• **PROBLEM REQUIREMENTS**:
For the listing below, give the number of lines in which "keine" occurs. Add nothing.

• **DATASET RECORDS**:
— Begin —

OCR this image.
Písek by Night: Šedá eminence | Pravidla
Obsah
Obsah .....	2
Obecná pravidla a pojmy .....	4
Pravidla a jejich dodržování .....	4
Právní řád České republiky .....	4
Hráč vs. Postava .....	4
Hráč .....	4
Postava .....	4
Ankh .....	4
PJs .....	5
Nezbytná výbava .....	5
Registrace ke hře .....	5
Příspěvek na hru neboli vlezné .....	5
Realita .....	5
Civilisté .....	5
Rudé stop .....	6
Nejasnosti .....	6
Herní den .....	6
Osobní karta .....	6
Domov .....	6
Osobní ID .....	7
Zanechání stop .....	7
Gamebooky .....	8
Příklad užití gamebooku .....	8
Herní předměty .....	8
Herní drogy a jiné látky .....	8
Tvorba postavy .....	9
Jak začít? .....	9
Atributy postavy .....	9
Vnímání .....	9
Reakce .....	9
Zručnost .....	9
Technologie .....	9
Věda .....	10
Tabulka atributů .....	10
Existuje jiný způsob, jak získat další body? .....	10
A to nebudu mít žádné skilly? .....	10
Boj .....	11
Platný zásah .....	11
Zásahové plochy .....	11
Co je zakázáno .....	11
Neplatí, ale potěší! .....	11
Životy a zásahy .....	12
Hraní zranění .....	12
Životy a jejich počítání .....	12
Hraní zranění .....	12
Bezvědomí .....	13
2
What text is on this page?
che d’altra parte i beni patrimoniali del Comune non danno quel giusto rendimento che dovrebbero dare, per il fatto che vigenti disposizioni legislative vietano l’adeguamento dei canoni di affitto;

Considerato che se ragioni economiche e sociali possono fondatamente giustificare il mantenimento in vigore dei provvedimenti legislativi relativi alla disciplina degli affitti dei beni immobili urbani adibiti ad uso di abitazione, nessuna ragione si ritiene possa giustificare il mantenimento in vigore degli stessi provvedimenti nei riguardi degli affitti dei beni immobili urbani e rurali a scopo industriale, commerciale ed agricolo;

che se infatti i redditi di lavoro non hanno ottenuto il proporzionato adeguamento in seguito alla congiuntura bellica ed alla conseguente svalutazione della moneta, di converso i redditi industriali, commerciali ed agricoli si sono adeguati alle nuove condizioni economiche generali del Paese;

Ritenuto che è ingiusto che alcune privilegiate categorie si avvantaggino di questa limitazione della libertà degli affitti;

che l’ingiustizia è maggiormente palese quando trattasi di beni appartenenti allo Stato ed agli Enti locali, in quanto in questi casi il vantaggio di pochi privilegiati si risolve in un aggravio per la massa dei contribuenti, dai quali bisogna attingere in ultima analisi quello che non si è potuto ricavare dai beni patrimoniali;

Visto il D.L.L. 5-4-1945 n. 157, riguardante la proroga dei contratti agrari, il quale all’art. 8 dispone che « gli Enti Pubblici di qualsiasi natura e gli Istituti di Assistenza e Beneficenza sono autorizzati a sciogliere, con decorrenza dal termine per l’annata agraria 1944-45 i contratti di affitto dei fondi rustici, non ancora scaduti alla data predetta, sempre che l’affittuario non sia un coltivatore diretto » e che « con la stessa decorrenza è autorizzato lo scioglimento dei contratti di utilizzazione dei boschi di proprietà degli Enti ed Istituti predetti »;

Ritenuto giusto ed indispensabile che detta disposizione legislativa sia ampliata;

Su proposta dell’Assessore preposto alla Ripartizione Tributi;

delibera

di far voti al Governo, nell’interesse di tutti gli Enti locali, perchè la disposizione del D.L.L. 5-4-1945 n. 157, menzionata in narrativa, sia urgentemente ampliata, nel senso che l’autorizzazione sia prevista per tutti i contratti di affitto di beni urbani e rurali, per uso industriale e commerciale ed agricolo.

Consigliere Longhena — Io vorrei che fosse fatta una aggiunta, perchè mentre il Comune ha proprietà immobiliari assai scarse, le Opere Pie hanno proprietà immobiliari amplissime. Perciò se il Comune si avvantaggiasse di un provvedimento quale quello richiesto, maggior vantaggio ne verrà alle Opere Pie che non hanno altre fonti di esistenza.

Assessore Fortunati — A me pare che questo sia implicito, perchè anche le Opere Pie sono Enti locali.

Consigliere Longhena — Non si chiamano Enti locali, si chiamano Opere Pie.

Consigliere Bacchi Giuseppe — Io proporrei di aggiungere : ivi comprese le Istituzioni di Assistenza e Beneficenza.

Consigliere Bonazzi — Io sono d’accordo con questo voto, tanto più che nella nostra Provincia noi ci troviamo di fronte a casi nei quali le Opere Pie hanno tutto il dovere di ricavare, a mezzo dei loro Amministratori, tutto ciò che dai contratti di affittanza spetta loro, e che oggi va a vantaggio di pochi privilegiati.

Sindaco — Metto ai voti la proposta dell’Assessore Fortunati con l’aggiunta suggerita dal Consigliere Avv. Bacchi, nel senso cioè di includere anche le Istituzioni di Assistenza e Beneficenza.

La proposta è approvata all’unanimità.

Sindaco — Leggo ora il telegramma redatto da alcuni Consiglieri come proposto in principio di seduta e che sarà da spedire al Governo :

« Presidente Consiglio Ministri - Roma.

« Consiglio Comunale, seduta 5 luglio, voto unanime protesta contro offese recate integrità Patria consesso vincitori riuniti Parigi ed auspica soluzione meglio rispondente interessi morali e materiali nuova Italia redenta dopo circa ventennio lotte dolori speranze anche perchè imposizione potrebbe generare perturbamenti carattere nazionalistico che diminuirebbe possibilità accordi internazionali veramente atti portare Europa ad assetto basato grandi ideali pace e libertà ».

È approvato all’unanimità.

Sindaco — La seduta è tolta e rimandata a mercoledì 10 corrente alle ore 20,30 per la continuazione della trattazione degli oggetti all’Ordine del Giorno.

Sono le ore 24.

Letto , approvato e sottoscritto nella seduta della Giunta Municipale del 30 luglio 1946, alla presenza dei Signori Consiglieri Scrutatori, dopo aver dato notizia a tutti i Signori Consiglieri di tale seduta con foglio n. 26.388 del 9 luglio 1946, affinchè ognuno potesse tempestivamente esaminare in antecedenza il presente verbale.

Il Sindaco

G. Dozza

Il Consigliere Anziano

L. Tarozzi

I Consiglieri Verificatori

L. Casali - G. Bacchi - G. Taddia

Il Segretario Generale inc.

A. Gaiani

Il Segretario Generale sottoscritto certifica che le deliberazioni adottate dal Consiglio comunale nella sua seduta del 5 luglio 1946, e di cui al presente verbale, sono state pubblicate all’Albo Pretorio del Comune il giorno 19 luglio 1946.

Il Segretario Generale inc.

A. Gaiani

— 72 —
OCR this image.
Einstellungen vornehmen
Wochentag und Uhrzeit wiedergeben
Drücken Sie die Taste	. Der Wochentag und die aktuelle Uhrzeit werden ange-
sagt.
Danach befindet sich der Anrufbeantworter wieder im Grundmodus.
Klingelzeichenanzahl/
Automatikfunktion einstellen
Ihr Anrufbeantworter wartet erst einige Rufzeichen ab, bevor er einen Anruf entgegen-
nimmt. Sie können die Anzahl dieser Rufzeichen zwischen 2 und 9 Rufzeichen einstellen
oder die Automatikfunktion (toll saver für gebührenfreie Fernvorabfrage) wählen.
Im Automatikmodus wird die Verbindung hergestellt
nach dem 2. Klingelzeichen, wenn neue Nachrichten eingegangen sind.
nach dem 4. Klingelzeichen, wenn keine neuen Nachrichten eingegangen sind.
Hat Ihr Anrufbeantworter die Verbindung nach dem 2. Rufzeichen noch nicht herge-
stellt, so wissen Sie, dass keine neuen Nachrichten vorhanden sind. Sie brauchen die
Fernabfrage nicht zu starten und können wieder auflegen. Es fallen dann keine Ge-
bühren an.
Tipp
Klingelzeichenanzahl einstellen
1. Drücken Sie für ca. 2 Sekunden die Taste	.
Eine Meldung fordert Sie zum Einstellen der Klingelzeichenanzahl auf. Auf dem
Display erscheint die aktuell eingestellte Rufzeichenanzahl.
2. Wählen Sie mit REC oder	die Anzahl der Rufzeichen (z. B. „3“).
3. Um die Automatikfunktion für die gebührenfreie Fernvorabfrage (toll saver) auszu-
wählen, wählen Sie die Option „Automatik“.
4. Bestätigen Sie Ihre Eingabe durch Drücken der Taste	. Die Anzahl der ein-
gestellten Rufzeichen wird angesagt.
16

— End —

• **WRITTEN RESPONSE**:
3